------ Record excerpts ------

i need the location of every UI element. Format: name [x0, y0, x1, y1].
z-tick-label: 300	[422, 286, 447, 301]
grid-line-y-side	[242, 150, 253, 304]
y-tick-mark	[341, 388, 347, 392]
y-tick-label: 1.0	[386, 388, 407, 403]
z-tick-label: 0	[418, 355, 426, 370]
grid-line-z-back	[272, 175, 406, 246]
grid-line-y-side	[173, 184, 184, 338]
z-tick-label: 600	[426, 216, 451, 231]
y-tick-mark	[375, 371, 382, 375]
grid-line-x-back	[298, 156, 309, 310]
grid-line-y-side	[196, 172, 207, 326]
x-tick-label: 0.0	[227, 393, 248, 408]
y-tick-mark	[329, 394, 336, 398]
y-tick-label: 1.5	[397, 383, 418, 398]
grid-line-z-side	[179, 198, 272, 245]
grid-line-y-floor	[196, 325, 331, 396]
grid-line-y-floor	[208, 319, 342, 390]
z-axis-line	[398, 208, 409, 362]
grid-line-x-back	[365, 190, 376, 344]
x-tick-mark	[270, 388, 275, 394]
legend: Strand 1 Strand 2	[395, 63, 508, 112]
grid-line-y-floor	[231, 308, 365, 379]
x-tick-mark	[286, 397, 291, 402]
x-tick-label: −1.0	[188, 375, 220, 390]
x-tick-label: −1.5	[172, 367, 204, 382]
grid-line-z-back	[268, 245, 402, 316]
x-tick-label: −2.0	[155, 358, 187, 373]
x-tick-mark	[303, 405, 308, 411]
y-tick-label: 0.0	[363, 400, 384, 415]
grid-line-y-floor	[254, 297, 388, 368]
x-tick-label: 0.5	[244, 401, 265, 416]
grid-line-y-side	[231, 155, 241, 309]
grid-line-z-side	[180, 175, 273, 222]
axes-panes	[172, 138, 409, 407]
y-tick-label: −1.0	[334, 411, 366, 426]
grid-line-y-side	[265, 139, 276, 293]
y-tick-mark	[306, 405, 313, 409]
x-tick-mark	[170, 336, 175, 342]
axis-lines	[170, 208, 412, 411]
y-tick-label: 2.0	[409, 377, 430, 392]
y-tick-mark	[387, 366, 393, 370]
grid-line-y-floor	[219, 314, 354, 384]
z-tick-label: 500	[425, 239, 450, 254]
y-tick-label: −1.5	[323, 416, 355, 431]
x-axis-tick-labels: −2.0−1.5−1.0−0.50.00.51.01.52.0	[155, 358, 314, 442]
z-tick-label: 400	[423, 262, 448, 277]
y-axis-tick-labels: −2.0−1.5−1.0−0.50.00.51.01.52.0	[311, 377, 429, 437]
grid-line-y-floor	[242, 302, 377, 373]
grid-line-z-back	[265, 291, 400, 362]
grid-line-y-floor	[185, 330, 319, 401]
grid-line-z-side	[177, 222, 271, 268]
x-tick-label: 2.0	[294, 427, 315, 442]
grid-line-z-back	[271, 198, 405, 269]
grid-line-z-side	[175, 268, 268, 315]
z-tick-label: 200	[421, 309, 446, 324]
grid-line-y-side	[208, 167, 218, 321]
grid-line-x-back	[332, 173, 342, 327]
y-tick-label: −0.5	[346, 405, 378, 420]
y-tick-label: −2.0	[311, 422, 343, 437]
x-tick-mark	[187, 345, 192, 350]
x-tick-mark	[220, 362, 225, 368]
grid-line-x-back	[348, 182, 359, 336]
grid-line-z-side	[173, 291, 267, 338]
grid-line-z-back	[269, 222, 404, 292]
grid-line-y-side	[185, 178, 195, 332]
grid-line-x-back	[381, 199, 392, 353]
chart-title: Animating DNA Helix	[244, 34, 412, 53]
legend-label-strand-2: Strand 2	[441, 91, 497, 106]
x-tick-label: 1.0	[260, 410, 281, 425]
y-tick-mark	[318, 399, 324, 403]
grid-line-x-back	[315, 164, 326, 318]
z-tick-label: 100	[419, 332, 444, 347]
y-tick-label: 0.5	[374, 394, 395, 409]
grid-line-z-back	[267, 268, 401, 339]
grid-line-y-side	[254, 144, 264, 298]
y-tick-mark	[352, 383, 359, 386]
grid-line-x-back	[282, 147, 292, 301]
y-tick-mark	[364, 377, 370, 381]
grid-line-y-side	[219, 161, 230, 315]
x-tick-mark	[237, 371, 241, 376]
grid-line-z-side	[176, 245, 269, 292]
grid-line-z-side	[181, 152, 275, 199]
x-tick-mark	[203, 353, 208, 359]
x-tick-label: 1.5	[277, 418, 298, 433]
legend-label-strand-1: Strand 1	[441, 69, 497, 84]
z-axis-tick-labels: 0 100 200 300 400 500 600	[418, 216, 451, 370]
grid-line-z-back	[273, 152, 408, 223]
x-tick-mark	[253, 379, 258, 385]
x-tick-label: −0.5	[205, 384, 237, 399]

------

■ Task prompt
Reproduce every line of the listing above without changing anything.

■ Correct answer
i need the location of every UI element. Format: name [x0, y0, x1, y1].
z-tick-label: 300	[422, 286, 447, 301]
grid-line-y-side	[242, 150, 253, 304]
y-tick-mark	[341, 388, 347, 392]
y-tick-label: 1.0	[386, 388, 407, 403]
z-tick-label: 0	[418, 355, 426, 370]
grid-line-z-back	[272, 175, 406, 246]
grid-line-y-side	[173, 184, 184, 338]
z-tick-label: 600	[426, 216, 451, 231]
y-tick-mark	[375, 371, 382, 375]
grid-line-x-back	[298, 156, 309, 310]
grid-line-y-side	[196, 172, 207, 326]
x-tick-label: 0.0	[227, 393, 248, 408]
y-tick-mark	[329, 394, 336, 398]
y-tick-label: 1.5	[397, 383, 418, 398]
grid-line-z-side	[179, 198, 272, 245]
grid-line-y-floor	[196, 325, 331, 396]
grid-line-y-floor	[208, 319, 342, 390]
z-axis-line	[398, 208, 409, 362]
grid-line-x-back	[365, 190, 376, 344]
x-tick-mark	[270, 388, 275, 394]
legend: Strand 1 Strand 2	[395, 63, 508, 112]
grid-line-y-floor	[231, 308, 365, 379]
x-tick-mark	[286, 397, 291, 402]
x-tick-label: −1.0	[188, 375, 220, 390]
x-tick-label: −1.5	[172, 367, 204, 382]
grid-line-z-back	[268, 245, 402, 316]
x-tick-label: −2.0	[155, 358, 187, 373]
x-tick-mark	[303, 405, 308, 411]
y-tick-label: 0.0	[363, 400, 384, 415]
grid-line-y-floor	[254, 297, 388, 368]
x-tick-label: 0.5	[244, 401, 265, 416]
grid-line-y-side	[231, 155, 241, 309]
grid-line-z-side	[180, 175, 273, 222]
axes-panes	[172, 138, 409, 407]
y-tick-label: −1.0	[334, 411, 366, 426]
grid-line-y-side	[265, 139, 276, 293]
y-tick-mark	[306, 405, 313, 409]
x-tick-mark	[170, 336, 175, 342]
axis-lines	[170, 208, 412, 411]
y-tick-label: 2.0	[409, 377, 430, 392]
y-tick-mark	[387, 366, 393, 370]
grid-line-y-floor	[219, 314, 354, 384]
z-tick-label: 500	[425, 239, 450, 254]
y-tick-label: −1.5	[323, 416, 355, 431]
x-axis-tick-labels: −2.0−1.5−1.0−0.50.00.51.01.52.0	[155, 358, 314, 442]
z-tick-label: 400	[423, 262, 448, 277]
y-axis-tick-labels: −2.0−1.5−1.0−0.50.00.51.01.52.0	[311, 377, 429, 437]
grid-line-y-floor	[242, 302, 377, 373]
grid-line-z-back	[265, 291, 400, 362]
grid-line-y-floor	[185, 330, 319, 401]
grid-line-z-side	[177, 222, 271, 268]
x-tick-label: 2.0	[294, 427, 315, 442]
grid-line-z-back	[271, 198, 405, 269]
grid-line-z-side	[175, 268, 268, 315]
z-tick-label: 200	[421, 309, 446, 324]
grid-line-y-side	[208, 167, 218, 321]
grid-line-x-back	[332, 173, 342, 327]
y-tick-label: −0.5	[346, 405, 378, 420]
y-tick-label: −2.0	[311, 422, 343, 437]
x-tick-mark	[187, 345, 192, 350]
x-tick-mark	[220, 362, 225, 368]
grid-line-x-back	[348, 182, 359, 336]
grid-line-z-side	[173, 291, 267, 338]
grid-line-z-back	[269, 222, 404, 292]
grid-line-y-side	[185, 178, 195, 332]
grid-line-x-back	[381, 199, 392, 353]
chart-title: Animating DNA Helix	[244, 34, 412, 53]
legend-label-strand-2: Strand 2	[441, 91, 497, 106]
x-tick-label: 1.0	[260, 410, 281, 425]
y-tick-mark	[318, 399, 324, 403]
grid-line-x-back	[315, 164, 326, 318]
z-tick-label: 100	[419, 332, 444, 347]
y-tick-label: 0.5	[374, 394, 395, 409]
grid-line-z-back	[267, 268, 401, 339]
grid-line-y-side	[254, 144, 264, 298]
y-tick-mark	[352, 383, 359, 386]
grid-line-x-back	[282, 147, 292, 301]
y-tick-mark	[364, 377, 370, 381]
grid-line-y-side	[219, 161, 230, 315]
x-tick-mark	[237, 371, 241, 376]
grid-line-z-side	[176, 245, 269, 292]
grid-line-z-side	[181, 152, 275, 199]
x-tick-mark	[203, 353, 208, 359]
x-tick-label: 1.5	[277, 418, 298, 433]
legend-label-strand-1: Strand 1	[441, 69, 497, 84]
z-axis-tick-labels: 0 100 200 300 400 500 600	[418, 216, 451, 370]
grid-line-z-back	[273, 152, 408, 223]
x-tick-mark	[253, 379, 258, 385]
x-tick-label: −0.5	[205, 384, 237, 399]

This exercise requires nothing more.